- _TEXT SEGMENT_
___
We asked about timescales (ie if match agreed when will go to panel), we asked questions that arose from CPR I went through it with a fine tooth comb


----------



## peanut butter (Jul 23, 2008)

Thanks ladies, that's v helpful.  This is a pre-match meeting so we have not received a CPR only a short profile.  

Do you need to ask for a CPR or do they normally offer one?  Has not be mentioned by either the child's or our sw??


----------



## snapdragon (Jun 27, 2011)

The sw might bring a copy of the CPR with her, thats what happened with us. We were asked to look it over and decide if we wanted to proceed and the sw was given our PAR to read to see if she thought we were right for the lo (she might well have seen yours already).

If she doesn't bring a copy with her it will probably be because it isin't ready yet, I'm waiting for a more up to date version at  the moment. It will be a requirement for you to see it before panel so don't worry you will get it sooner or later if things go further.

Good luck


----------



## Loobys (Nov 14, 2010)

I would ask for it to be sent even if slightly out of date, we were given report prior to the visit but I understand everyone does it different.

If you have the report before hand at least you wuld be able to look through and that will help with questions xx


----------



## blueytoo (Oct 5, 2003)

I think it's really important to ask how many moves the child has had and ask them to clarify whether they have had any temporary stays in respite care if the foster carers have gone away etc Ask them if the child ever stayed with friends of the birth family too. This is the kind of thing that often doesn't get mentioned and you to have ask specifically. This was bought up at my prep group as it can be a huge issue.


----------



## VEC (May 29, 2007)

Hi Peanut Butter

Here's a link to a previous thread on this subject : http://www.fertilityfriends.co.uk/forum/index.php?topic=283563.0

V best of luck

Martha


----------



## VEC (May 29, 2007)

Another thread on the same subject. http://www.fertilityfriends.co.uk/forum/index.php?topic=243812.0


----------



## peanut butter (Jul 23, 2008)

Thanks for all the advice, it really helped.  Meeting went well, but we have been given a lot of things to think about.  Still feeling quite positive, so watch this space ........


----------



## Arrows (Nov 9, 2008)

fingers crossed for you peanut butter!


----------



## AoC (Oct 28, 2008)

Well done you!


----------
___
- _WRITTEN REQUEST_
Rewrite the forum thread starting with "I would ask" and going on through "a huge issue.", putting "preparation group" in place of "prep group". The entries come from a source other than the forum thread.

[Items stored from a collection]
___
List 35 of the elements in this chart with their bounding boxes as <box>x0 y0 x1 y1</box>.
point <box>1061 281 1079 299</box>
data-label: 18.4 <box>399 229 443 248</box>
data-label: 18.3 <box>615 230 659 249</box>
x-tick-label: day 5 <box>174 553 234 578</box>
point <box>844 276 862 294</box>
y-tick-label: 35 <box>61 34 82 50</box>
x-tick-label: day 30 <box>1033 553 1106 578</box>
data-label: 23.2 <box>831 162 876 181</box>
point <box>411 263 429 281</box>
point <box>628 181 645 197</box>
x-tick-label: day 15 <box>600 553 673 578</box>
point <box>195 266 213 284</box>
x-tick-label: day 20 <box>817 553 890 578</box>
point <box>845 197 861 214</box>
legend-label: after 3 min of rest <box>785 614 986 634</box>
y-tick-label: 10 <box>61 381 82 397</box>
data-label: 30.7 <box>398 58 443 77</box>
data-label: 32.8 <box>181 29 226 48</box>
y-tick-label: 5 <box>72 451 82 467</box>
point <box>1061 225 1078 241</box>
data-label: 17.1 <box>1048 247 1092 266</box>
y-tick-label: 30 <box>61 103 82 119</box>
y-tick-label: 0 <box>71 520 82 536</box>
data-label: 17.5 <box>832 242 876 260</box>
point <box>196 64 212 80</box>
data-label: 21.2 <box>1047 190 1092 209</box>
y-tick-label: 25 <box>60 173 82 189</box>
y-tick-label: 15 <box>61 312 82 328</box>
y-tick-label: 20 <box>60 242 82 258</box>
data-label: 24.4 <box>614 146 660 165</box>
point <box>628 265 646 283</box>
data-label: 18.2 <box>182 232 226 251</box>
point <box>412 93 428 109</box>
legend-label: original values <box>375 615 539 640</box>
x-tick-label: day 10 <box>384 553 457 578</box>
___
- _ANSWER TO THE PROBLEM_
I would ask for it to be sent even if slightly out of date, we were given report prior to the visit but I understand everyone does it different.

If you have the report before hand at least you wuld be able to look through and that will help with questions xx


----------



## blueytoo (Oct 5, 2003)

I think it's really important to ask how many moves the child has had and ask them to clarify whether they have had any temporary stays in respite care if the foster carers have gone away etc Ask them if the child ever stayed with friends of the birth family too. This is the kind of thing that often doesn't get mentioned and you to have ask specifically. This was bought up at my preparation group as it can be a huge issue.